ENTRIES |
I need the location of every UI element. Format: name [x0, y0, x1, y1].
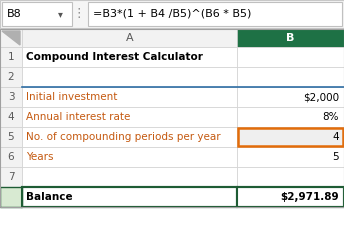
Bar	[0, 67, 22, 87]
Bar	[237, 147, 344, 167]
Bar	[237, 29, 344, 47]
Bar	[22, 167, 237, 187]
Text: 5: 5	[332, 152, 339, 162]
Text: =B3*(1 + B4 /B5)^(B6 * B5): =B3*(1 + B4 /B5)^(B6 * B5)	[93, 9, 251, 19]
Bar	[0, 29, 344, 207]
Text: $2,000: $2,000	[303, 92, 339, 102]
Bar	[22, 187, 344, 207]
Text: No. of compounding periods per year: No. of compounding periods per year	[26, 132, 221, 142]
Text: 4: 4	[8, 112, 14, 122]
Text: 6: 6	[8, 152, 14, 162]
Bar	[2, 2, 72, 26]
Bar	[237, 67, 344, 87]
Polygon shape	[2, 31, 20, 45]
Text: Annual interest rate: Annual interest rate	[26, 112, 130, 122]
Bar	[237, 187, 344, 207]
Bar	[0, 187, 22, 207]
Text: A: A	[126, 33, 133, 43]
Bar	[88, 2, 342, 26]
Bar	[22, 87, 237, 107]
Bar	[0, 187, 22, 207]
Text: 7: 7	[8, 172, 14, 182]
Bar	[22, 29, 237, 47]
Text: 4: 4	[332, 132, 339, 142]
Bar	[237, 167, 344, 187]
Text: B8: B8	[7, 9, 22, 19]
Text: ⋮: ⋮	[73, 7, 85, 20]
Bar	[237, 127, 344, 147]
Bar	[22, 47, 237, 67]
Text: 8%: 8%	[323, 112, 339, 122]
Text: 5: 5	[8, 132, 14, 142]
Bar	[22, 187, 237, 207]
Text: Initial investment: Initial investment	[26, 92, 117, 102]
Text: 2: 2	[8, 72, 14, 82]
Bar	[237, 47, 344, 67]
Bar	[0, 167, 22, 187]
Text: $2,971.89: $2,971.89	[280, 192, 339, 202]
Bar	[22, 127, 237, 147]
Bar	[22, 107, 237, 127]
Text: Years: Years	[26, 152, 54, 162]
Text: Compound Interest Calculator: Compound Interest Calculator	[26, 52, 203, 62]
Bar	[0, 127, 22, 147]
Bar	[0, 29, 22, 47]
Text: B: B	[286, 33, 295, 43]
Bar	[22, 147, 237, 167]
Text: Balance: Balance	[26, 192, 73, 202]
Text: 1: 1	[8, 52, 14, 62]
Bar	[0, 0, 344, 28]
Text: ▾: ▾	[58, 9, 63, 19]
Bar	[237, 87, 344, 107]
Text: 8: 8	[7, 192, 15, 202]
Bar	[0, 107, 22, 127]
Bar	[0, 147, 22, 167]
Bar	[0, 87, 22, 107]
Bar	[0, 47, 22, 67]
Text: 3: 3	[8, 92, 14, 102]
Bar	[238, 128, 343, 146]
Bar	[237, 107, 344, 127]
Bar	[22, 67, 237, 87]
==
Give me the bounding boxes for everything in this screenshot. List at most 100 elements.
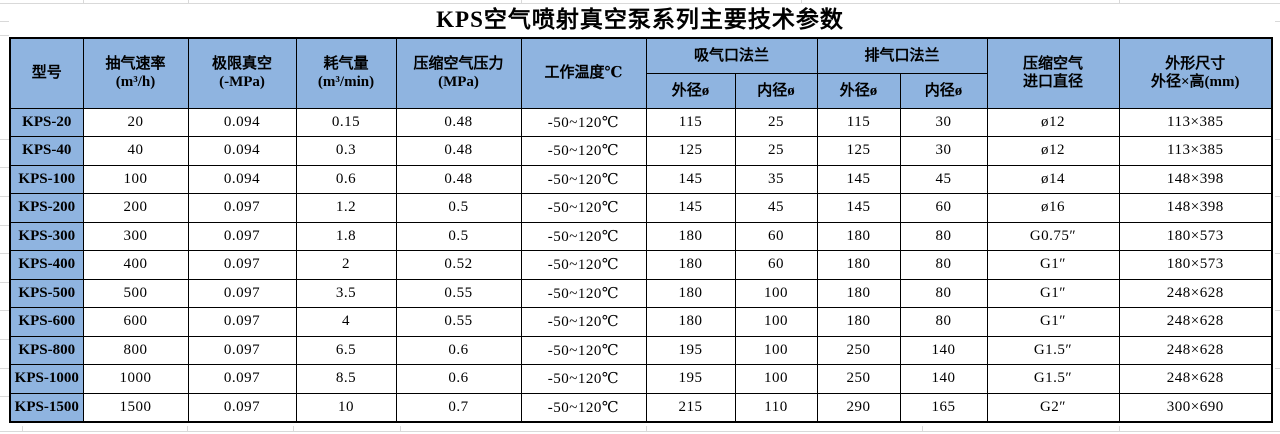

BRIEF |
Arrange the listing from the line with "I need the location" up to and including the line with "Text: No. of" as a two-column CSV with the headers instruction and output. Give one row per instruction, with the instruction and its output each in a single quoted field, line breaks turned into spaces, and the pictures left out.

FINISHED TASK |
instruction,output
"I need the location of every UI element. Format: name [x0, y0, x1, y1].","Bar	[0, 67, 22, 87] Bar	[237, 147, 344, 167] Bar	[237, 29, 344, 47] Bar	[22, 167, 237, 187] Text: 5: 5	[332, 152, 339, 162] Text: =B3*(1 + B4 /B5)^(B6 * B5): =B3*(1 + B4 /B5)^(B6 * B5)	[93, 9, 251, 19] Bar	[0, 29, 344, 207] Text: $2,000: $2,000	[303, 92, 339, 102] Bar	[22, 187, 344, 207] Text: No. of compounding periods per year: No. of compounding periods per year	[26, 132, 221, 142]"